→ Instructions for the task
Give the data again exactly as it appears.

Items listed in a dataset
*** Block opens ***

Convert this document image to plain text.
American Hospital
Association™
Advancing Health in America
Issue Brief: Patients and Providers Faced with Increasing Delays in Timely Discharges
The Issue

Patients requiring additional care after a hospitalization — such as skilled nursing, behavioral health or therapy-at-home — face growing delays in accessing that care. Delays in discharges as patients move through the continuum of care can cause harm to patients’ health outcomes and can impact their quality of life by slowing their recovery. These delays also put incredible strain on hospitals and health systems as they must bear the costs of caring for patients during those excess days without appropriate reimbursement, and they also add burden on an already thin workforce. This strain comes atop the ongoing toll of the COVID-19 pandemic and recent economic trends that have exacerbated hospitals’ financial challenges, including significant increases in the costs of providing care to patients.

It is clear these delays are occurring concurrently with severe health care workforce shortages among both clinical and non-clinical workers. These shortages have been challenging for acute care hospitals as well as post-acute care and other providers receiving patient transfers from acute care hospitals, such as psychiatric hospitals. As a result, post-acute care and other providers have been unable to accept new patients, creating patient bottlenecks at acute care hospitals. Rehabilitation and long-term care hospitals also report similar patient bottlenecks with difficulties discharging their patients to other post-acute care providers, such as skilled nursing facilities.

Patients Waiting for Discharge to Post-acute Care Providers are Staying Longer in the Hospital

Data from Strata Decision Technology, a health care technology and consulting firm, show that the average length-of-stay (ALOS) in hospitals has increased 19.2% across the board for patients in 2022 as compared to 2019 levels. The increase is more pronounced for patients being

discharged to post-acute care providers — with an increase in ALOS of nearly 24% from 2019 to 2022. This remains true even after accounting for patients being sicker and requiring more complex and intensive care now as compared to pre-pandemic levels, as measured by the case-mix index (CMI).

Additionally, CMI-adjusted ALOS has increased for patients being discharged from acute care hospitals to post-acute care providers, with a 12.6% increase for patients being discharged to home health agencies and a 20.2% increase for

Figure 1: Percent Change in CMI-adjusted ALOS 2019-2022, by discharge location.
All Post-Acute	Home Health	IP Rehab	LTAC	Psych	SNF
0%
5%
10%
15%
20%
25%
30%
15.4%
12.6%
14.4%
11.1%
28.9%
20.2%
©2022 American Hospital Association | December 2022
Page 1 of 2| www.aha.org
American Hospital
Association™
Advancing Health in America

*** Block closes ***

→ Result
Convert this document image to plain text.
American Hospital
Association™
Advancing Health in America
Issue Brief: Patients and Providers Faced with Increasing Delays in Timely Discharges
The Issue

Patients requiring additional care after a hospitalization — such as skilled nursing, behavioral health or therapy-at-home — face growing delays in accessing that care. Delays in discharges as patients move through the continuum of care can cause harm to patients’ health outcomes and can impact their quality of life by slowing their recovery. These delays also put incredible strain on hospitals and health systems as they must bear the costs of caring for patients during those excess days without appropriate reimbursement, and they also add burden on an already thin workforce. This strain comes atop the ongoing toll of the COVID-19 pandemic and recent economic trends that have exacerbated hospitals’ financial challenges, including significant increases in the costs of providing care to patients.

It is clear these delays are occurring concurrently with severe health care workforce shortages among both clinical and non-clinical workers. These shortages have been challenging for acute care hospitals as well as post-acute care and other providers receiving patient transfers from acute care hospitals, such as psychiatric hospitals. As a result, post-acute care and other providers have been unable to accept new patients, creating patient bottlenecks at acute care hospitals. Rehabilitation and long-term care hospitals also report similar patient bottlenecks with difficulties discharging their patients to other post-acute care providers, such as skilled nursing facilities.

Patients Waiting for Discharge to Post-acute Care Providers are Staying Longer in the Hospital

Data from Strata Decision Technology, a health care technology and consulting firm, show that the average length-of-stay (ALOS) in hospitals has increased 19.2% across the board for patients in 2022 as compared to 2019 levels. The increase is more pronounced for patients being

discharged to post-acute care providers — with an increase in ALOS of nearly 24% from 2019 to 2022. This remains true even after accounting for patients being sicker and requiring more complex and intensive care now as compared to pre-pandemic levels, as measured by the case-mix index (CMI).

Additionally, CMI-adjusted ALOS has increased for patients being discharged from acute care hospitals to post-acute care providers, with a 12.6% increase for patients being discharged to home health agencies and a 20.2% increase for

Figure 1: Percent Change in CMI-adjusted ALOS 2019-2022, by discharge location.
All Post-Acute	Home Health	IP Rehab	LTAC	Psych	SNF
0%
5%
10%
15%
20%
25%
30%
15.4%
12.6%
14.4%
11.1%
28.9%
20.2%
©2022 American Hospital Association | December 2022
Page 1 of 2| www.aha.org
American Hospital
Association™
Advancing Health in America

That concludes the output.